Data excerpts
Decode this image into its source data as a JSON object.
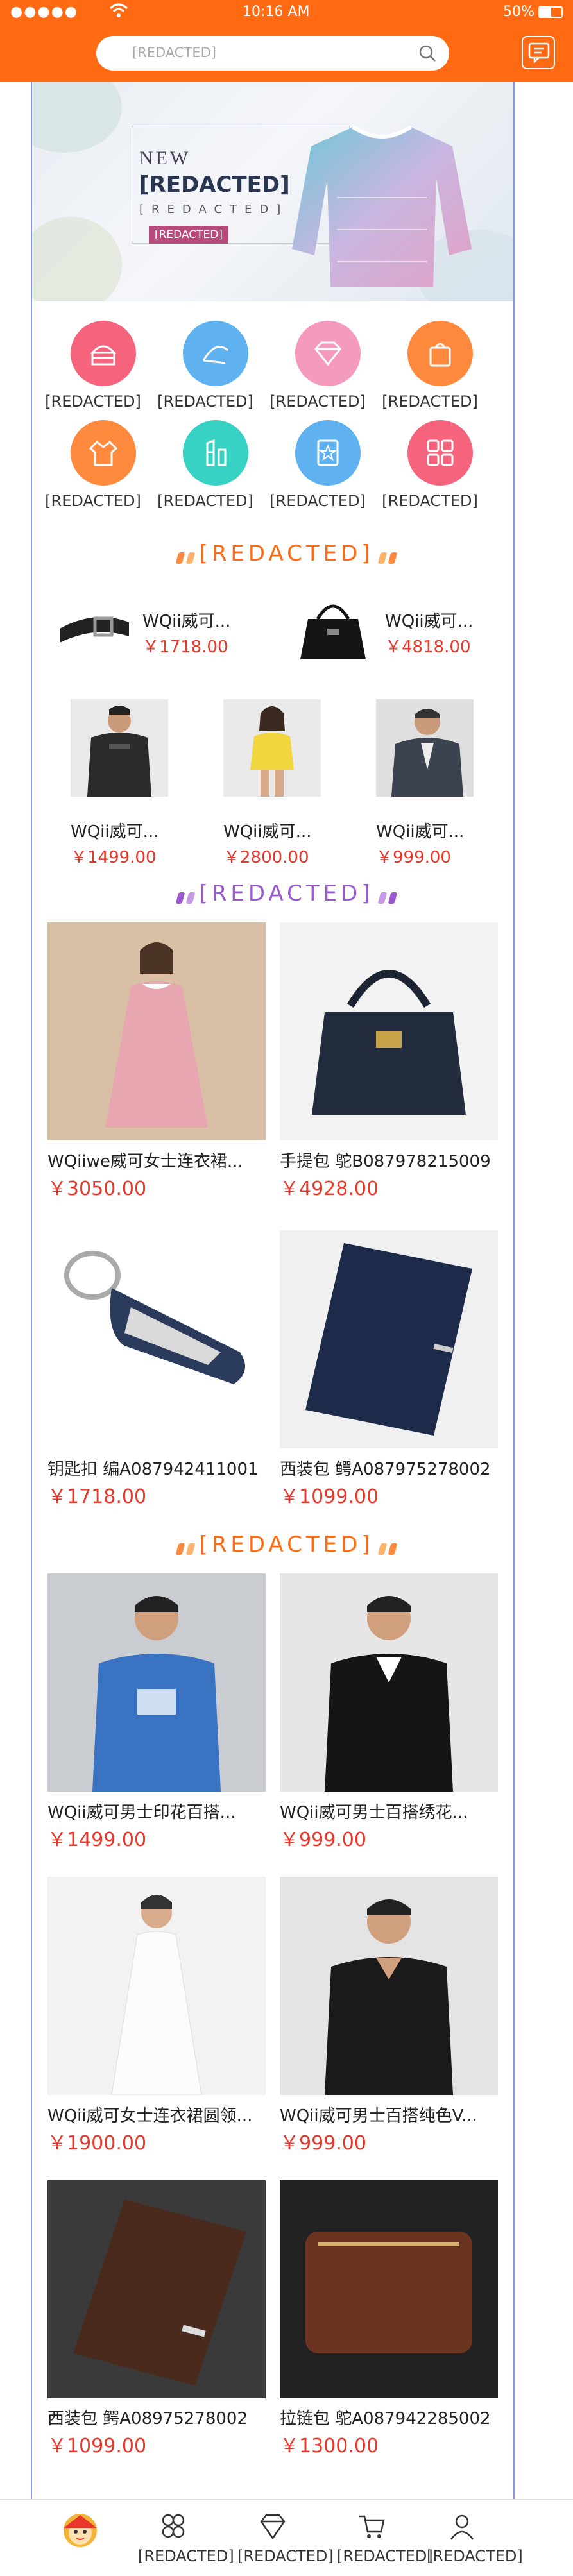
{
  "status_bar": {
    "signal": "●●●●●",
    "time": "10:16 AM",
    "battery": "50%"
  },
  "header": {
    "search_placeholder": "[REDACTED]"
  },
  "banner": {
    "new_text": "NEW",
    "title": "[REDACTED]",
    "subtitle": "[REDACTED]",
    "cta": "[REDACTED]"
  },
  "categories": [
    {
      "label": "[REDACTED]",
      "icon": "cake-icon",
      "color": "#f5647c"
    },
    {
      "label": "[REDACTED]",
      "icon": "hat-icon",
      "color": "#5fb2ef"
    },
    {
      "label": "[REDACTED]",
      "icon": "diamond-icon",
      "color": "#f59abf"
    },
    {
      "label": "[REDACTED]",
      "icon": "bag-icon",
      "color": "#ff8a3d"
    },
    {
      "label": "[REDACTED]",
      "icon": "shirt-icon",
      "color": "#ff8a3d"
    },
    {
      "label": "[REDACTED]",
      "icon": "lipstick-icon",
      "color": "#38d2c4"
    },
    {
      "label": "[REDACTED]",
      "icon": "star-tag-icon",
      "color": "#5fb2ef"
    },
    {
      "label": "[REDACTED]",
      "icon": "grid-icon",
      "color": "#f5647c"
    }
  ],
  "sections": {
    "new": "[REDACTED]",
    "featured": "[REDACTED]",
    "hot": "[REDACTED]"
  },
  "new_products": [
    {
      "name": "WQii威可...",
      "price": "￥1718.00"
    },
    {
      "name": "WQii威可...",
      "price": "￥4818.00"
    },
    {
      "name": "WQii威可...",
      "price": "￥1499.00"
    },
    {
      "name": "WQii威可...",
      "price": "￥2800.00"
    },
    {
      "name": "WQii威可...",
      "price": "￥999.00"
    }
  ],
  "featured_products": [
    {
      "name": "WQiiwe威可女士连衣裙...",
      "price": "￥3050.00"
    },
    {
      "name": "手提包 鸵B087978215009",
      "price": "￥4928.00"
    },
    {
      "name": "钥匙扣 编A087942411001",
      "price": "￥1718.00"
    },
    {
      "name": "西装包 鳄A087975278002",
      "price": "￥1099.00"
    }
  ],
  "hot_products": [
    {
      "name": "WQii威可男士印花百搭...",
      "price": "￥1499.00"
    },
    {
      "name": "WQii威可男士百搭绣花...",
      "price": "￥999.00"
    },
    {
      "name": "WQii威可女士连衣裙圆领...",
      "price": "￥1900.00"
    },
    {
      "name": "WQii威可男士百搭纯色V...",
      "price": "￥999.00"
    },
    {
      "name": "西装包 鳄A08975278002",
      "price": "￥1099.00"
    },
    {
      "name": "拉链包 鸵A087942285002",
      "price": "￥1300.00"
    }
  ],
  "tabbar": [
    {
      "label": "",
      "icon": "home-mascot-icon"
    },
    {
      "label": "[REDACTED]",
      "icon": "category-icon"
    },
    {
      "label": "[REDACTED]",
      "icon": "vip-diamond-icon"
    },
    {
      "label": "[REDACTED]",
      "icon": "cart-icon"
    },
    {
      "label": "[REDACTED]",
      "icon": "user-icon"
    }
  ],
  "colors": {
    "accent": "#ff6a13",
    "price": "#e8382b",
    "featured_title": "#9b59d0",
    "guide": "#2c3ccb"
  }
}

--- Given instruction ---
Select every line of the records holding the string "diamond".

--- Reply ---
      "icon": "diamond-icon",
      "icon": "vip-diamond-icon"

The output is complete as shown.